■ The task ■
Only a number is wanted: how many lines in the records below contain "Output"?

[Extracts from a graphics dataset]
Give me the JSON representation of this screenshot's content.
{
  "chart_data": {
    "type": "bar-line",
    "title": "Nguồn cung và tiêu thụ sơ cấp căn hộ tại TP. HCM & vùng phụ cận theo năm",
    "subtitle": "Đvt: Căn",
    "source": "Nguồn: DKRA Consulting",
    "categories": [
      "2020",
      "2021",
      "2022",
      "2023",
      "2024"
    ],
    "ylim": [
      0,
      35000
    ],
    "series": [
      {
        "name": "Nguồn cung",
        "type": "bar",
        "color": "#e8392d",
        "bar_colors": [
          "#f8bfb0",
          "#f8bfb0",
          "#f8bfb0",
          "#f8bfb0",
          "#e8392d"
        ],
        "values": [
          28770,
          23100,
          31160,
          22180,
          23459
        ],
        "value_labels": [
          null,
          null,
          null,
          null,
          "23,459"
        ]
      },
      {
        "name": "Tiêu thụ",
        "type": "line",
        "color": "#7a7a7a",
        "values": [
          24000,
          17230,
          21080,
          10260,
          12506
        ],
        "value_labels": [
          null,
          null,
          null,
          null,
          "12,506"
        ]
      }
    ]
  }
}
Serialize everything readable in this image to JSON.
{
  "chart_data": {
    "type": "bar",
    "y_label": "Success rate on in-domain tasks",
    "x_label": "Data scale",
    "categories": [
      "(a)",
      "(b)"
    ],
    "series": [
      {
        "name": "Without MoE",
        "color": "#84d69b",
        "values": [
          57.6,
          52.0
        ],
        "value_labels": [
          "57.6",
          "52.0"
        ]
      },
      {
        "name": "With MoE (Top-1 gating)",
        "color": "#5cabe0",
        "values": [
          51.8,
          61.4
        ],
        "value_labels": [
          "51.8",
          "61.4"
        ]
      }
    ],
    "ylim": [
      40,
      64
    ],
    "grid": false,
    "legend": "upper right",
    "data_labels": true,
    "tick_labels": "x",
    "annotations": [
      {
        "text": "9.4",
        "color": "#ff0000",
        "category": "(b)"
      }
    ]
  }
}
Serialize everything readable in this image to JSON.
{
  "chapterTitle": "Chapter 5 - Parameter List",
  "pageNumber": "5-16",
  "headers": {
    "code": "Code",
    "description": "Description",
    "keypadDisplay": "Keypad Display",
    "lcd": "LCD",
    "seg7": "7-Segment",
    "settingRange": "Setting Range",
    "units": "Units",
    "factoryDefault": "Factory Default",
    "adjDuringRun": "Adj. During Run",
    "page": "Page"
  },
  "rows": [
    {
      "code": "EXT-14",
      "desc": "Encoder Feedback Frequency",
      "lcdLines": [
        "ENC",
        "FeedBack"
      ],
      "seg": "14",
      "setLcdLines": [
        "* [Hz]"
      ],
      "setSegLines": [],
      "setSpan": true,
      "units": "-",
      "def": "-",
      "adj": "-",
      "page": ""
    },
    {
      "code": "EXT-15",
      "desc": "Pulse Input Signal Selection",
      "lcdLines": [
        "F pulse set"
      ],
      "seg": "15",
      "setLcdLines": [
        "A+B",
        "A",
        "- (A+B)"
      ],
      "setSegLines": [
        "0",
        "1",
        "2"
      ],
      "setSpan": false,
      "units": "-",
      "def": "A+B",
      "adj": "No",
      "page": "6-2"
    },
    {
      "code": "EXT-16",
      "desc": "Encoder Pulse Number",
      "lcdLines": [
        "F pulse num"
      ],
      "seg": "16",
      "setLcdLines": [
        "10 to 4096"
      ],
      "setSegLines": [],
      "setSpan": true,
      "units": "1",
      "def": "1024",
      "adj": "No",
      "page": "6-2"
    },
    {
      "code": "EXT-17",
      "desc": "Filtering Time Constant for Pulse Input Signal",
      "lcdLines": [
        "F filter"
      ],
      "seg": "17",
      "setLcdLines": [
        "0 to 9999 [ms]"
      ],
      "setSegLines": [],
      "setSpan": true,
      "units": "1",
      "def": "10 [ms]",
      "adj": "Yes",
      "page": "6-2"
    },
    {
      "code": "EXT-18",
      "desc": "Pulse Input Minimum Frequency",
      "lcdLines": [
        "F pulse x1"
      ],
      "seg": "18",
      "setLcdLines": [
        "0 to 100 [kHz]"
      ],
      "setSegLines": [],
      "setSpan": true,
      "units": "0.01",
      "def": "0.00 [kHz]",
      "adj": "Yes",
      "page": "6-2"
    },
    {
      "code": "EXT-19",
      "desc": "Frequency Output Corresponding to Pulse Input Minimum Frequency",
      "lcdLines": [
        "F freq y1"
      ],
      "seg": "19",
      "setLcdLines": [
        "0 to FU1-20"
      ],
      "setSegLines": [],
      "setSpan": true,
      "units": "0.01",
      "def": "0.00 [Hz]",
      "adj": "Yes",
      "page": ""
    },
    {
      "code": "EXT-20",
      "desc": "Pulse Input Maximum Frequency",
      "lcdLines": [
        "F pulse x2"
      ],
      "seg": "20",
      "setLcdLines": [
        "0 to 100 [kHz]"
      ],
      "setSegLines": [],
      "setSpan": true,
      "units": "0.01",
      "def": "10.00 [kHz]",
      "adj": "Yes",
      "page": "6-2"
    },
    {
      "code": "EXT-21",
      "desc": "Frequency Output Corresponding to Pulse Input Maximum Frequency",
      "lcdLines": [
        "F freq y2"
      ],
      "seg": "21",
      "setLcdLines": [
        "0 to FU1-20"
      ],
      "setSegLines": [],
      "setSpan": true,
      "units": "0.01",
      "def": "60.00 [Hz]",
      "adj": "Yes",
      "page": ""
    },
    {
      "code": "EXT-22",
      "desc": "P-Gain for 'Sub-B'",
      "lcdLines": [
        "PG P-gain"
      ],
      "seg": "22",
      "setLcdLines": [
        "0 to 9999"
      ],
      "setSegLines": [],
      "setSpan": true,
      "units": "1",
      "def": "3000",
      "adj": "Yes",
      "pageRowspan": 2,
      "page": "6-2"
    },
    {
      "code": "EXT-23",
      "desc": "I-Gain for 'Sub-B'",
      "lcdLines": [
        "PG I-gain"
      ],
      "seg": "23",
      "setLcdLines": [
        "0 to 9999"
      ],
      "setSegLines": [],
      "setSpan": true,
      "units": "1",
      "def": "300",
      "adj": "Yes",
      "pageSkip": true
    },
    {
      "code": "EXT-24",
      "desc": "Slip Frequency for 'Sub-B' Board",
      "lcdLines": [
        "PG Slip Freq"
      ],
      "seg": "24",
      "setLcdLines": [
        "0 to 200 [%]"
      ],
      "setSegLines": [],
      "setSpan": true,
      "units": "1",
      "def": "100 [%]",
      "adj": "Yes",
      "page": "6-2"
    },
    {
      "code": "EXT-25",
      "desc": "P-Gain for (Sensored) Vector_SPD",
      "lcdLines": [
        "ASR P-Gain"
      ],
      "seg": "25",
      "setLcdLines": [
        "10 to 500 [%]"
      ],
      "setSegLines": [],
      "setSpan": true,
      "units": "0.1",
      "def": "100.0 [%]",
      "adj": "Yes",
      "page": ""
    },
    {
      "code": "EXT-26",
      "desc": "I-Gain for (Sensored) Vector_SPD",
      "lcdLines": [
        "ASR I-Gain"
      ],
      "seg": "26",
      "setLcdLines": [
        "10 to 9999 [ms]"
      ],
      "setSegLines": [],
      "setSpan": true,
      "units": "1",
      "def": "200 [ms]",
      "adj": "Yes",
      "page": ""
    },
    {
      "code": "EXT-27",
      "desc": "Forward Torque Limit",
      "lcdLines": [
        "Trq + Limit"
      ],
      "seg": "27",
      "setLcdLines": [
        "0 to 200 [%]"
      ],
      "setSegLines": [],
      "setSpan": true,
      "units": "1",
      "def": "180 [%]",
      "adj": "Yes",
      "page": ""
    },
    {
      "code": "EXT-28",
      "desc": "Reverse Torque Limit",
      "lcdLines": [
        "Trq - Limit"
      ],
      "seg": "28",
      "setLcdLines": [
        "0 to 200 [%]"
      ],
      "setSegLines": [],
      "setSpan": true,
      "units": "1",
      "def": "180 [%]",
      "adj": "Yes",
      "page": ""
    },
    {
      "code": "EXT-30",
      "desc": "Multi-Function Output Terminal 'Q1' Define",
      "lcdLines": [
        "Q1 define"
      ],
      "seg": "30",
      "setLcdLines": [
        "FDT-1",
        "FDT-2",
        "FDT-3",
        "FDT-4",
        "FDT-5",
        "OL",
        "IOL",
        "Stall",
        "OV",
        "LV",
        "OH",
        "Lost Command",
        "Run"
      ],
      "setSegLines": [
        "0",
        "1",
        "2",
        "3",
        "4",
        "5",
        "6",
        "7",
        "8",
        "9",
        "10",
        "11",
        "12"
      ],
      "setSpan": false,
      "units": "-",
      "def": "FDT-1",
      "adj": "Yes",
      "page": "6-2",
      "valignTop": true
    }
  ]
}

■ The answer ■
3